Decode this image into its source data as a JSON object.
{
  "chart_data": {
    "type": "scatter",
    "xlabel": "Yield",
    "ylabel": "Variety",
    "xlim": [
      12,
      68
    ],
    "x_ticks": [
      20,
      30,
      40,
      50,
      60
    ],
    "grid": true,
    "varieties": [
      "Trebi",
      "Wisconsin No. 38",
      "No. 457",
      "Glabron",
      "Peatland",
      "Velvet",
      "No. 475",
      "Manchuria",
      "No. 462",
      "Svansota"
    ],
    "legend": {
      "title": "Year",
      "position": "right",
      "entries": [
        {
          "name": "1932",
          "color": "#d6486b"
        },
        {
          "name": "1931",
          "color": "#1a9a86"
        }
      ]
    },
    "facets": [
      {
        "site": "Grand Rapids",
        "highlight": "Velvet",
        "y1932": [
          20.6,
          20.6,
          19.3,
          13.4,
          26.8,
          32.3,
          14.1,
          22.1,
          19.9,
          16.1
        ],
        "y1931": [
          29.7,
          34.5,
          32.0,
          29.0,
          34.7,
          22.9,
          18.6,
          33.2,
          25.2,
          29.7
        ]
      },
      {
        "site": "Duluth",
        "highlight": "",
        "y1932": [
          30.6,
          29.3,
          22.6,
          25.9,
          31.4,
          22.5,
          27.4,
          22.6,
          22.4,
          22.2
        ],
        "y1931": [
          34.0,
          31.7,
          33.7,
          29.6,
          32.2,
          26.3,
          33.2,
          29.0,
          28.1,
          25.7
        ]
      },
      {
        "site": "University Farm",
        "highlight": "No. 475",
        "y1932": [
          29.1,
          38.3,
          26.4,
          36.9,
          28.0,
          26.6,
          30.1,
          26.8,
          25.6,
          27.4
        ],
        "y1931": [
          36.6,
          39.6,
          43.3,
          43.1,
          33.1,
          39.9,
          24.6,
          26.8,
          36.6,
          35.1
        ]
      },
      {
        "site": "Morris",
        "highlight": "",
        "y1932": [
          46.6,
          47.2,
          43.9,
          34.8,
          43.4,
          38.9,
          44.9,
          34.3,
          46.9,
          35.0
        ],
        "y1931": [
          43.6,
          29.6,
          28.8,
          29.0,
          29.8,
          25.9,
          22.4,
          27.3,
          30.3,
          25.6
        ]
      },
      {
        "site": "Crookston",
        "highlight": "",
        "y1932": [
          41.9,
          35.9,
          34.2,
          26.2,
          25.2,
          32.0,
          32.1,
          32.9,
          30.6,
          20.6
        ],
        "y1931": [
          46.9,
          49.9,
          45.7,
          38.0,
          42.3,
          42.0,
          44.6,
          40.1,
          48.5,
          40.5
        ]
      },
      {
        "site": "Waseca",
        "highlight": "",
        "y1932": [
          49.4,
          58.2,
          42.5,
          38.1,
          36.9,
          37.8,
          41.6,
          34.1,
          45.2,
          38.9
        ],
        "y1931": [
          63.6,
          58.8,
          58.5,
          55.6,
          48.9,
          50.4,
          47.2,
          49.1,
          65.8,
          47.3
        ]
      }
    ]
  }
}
-*-
**Aim of the task:** Give a single number: the count of lines above that include the word "site".

**Result of this exercise:** 6